Can you transcribe the data exactly? Leave the pictures out.

***

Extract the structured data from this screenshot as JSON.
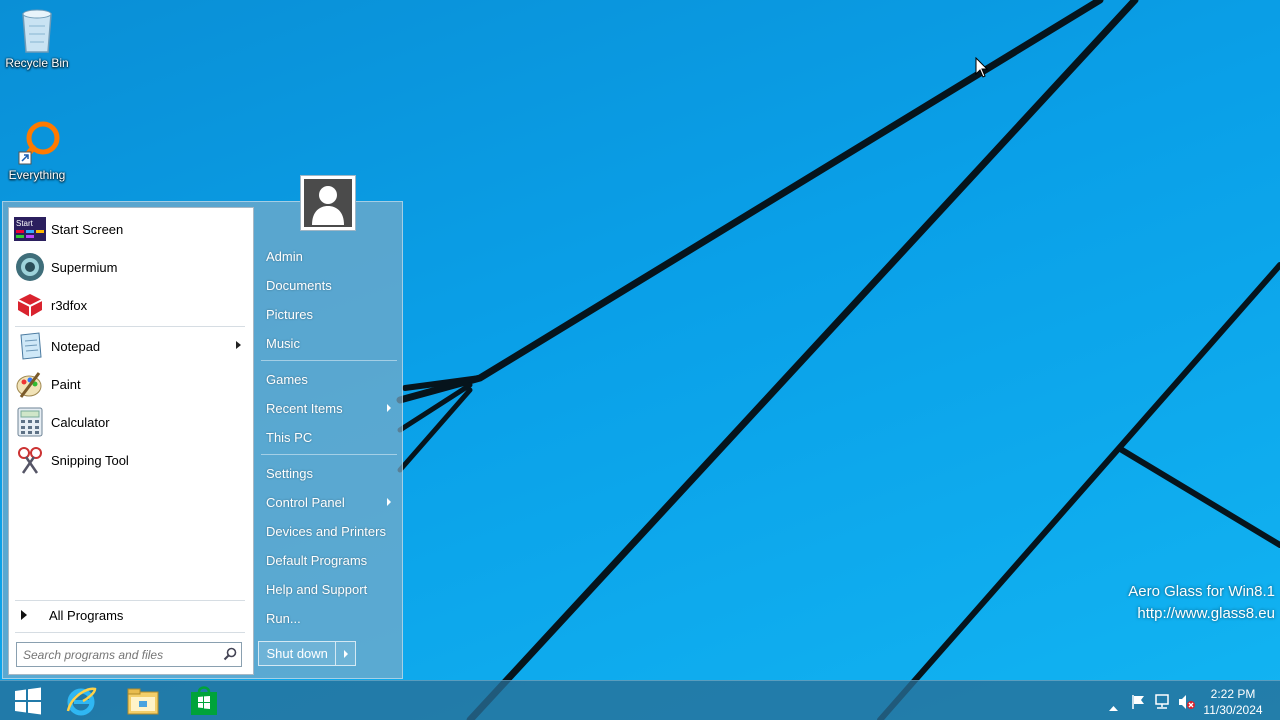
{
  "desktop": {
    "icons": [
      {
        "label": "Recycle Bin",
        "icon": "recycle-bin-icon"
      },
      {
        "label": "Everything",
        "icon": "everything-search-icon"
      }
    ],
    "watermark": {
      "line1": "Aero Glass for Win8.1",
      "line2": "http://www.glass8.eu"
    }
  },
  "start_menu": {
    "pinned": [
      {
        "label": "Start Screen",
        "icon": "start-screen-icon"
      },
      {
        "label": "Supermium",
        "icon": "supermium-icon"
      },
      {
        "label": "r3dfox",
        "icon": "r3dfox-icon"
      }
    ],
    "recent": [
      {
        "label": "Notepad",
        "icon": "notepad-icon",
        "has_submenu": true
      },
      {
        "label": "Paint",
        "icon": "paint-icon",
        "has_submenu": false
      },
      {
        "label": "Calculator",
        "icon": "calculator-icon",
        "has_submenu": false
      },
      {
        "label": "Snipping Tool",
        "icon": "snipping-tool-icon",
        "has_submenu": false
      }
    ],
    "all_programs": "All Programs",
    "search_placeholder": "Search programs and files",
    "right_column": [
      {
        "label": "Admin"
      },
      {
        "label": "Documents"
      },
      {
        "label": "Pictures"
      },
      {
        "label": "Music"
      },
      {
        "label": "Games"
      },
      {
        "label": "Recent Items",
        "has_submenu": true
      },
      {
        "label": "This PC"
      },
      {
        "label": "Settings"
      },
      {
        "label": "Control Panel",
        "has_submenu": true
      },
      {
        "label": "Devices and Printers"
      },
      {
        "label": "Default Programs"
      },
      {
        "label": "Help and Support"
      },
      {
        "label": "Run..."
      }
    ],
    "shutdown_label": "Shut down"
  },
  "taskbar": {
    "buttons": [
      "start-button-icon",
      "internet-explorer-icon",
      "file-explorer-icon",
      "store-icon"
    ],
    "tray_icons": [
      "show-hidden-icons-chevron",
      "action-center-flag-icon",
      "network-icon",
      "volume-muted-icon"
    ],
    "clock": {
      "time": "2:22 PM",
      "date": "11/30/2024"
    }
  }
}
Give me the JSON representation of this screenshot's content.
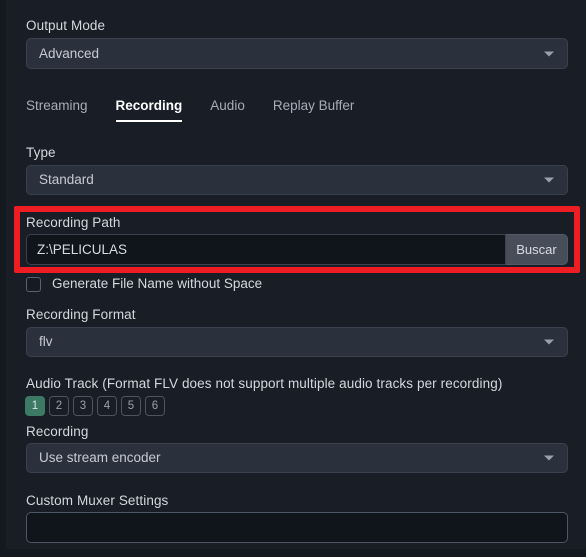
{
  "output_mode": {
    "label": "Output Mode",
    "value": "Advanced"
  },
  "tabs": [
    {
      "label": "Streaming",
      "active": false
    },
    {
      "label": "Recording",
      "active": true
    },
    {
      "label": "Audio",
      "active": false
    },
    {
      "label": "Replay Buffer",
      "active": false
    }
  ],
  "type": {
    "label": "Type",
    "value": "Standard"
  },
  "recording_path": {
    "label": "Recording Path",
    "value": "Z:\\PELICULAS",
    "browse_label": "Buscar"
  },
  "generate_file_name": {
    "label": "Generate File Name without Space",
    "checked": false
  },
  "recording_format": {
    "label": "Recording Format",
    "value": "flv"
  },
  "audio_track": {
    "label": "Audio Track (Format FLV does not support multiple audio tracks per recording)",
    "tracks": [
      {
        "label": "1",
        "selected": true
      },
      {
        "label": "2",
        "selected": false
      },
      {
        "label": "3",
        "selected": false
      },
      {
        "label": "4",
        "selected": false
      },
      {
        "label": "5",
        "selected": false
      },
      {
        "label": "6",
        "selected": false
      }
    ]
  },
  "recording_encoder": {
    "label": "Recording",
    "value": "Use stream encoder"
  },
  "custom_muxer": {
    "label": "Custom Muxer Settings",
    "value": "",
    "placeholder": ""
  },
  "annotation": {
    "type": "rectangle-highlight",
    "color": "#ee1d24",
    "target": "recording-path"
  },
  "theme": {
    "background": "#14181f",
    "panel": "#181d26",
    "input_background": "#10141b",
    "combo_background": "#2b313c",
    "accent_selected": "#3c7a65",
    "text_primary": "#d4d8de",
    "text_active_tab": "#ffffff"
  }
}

***

# TASK RESULT:
Extract the structured data from this screenshot as JSON.
{
  "desktop": {
    "icons": [
      {
        "label": "Recycle Bin",
        "icon": "recycle-bin-icon"
      },
      {
        "label": "Everything",
        "icon": "everything-search-icon"
      }
    ],
    "watermark": {
      "line1": "Aero Glass for Win8.1",
      "line2": "http://www.glass8.eu"
    }
  },
  "start_menu": {
    "pinned": [
      {
        "label": "Start Screen",
        "icon": "start-screen-icon"
      },
      {
        "label": "Supermium",
        "icon": "supermium-icon"
      },
      {
        "label": "r3dfox",
        "icon": "r3dfox-icon"
      }
    ],
    "recent": [
      {
        "label": "Notepad",
        "icon": "notepad-icon",
        "has_submenu": true
      },
      {
        "label": "Paint",
        "icon": "paint-icon",
        "has_submenu": false
      },
      {
        "label": "Calculator",
        "icon": "calculator-icon",
        "has_submenu": false
      },
      {
        "label": "Snipping Tool",
        "icon": "snipping-tool-icon",
        "has_submenu": false
      }
    ],
    "all_programs": "All Programs",
    "search_placeholder": "Search programs and files",
    "right_column": [
      {
        "label": "Admin"
      },
      {
        "label": "Documents"
      },
      {
        "label": "Pictures"
      },
      {
        "label": "Music"
      },
      {
        "label": "Games"
      },
      {
        "label": "Recent Items",
        "has_submenu": true
      },
      {
        "label": "This PC"
      },
      {
        "label": "Settings"
      },
      {
        "label": "Control Panel",
        "has_submenu": true
      },
      {
        "label": "Devices and Printers"
      },
      {
        "label": "Default Programs"
      },
      {
        "label": "Help and Support"
      },
      {
        "label": "Run..."
      }
    ],
    "shutdown_label": "Shut down"
  },
  "taskbar": {
    "buttons": [
      "start-button-icon",
      "internet-explorer-icon",
      "file-explorer-icon",
      "store-icon"
    ],
    "tray_icons": [
      "show-hidden-icons-chevron",
      "action-center-flag-icon",
      "network-icon",
      "volume-muted-icon"
    ],
    "clock": {
      "time": "2:22 PM",
      "date": "11/30/2024"
    }
  }
}
Give me the JSON representation of this screenshot's content.
{
  "output_mode": {
    "label": "Output Mode",
    "value": "Advanced"
  },
  "tabs": [
    {
      "label": "Streaming",
      "active": false
    },
    {
      "label": "Recording",
      "active": true
    },
    {
      "label": "Audio",
      "active": false
    },
    {
      "label": "Replay Buffer",
      "active": false
    }
  ],
  "type": {
    "label": "Type",
    "value": "Standard"
  },
  "recording_path": {
    "label": "Recording Path",
    "value": "Z:\\PELICULAS",
    "browse_label": "Buscar"
  },
  "generate_file_name": {
    "label": "Generate File Name without Space",
    "checked": false
  },
  "recording_format": {
    "label": "Recording Format",
    "value": "flv"
  },
  "audio_track": {
    "label": "Audio Track (Format FLV does not support multiple audio tracks per recording)",
    "tracks": [
      {
        "label": "1",
        "selected": true
      },
      {
        "label": "2",
        "selected": false
      },
      {
        "label": "3",
        "selected": false
      },
      {
        "label": "4",
        "selected": false
      },
      {
        "label": "5",
        "selected": false
      },
      {
        "label": "6",
        "selected": false
      }
    ]
  },
  "recording_encoder": {
    "label": "Recording",
    "value": "Use stream encoder"
  },
  "custom_muxer": {
    "label": "Custom Muxer Settings",
    "value": "",
    "placeholder": ""
  },
  "annotation": {
    "type": "rectangle-highlight",
    "color": "#ee1d24",
    "target": "recording-path"
  },
  "theme": {
    "background": "#14181f",
    "panel": "#181d26",
    "input_background": "#10141b",
    "combo_background": "#2b313c",
    "accent_selected": "#3c7a65",
    "text_primary": "#d4d8de",
    "text_active_tab": "#ffffff"
  }
}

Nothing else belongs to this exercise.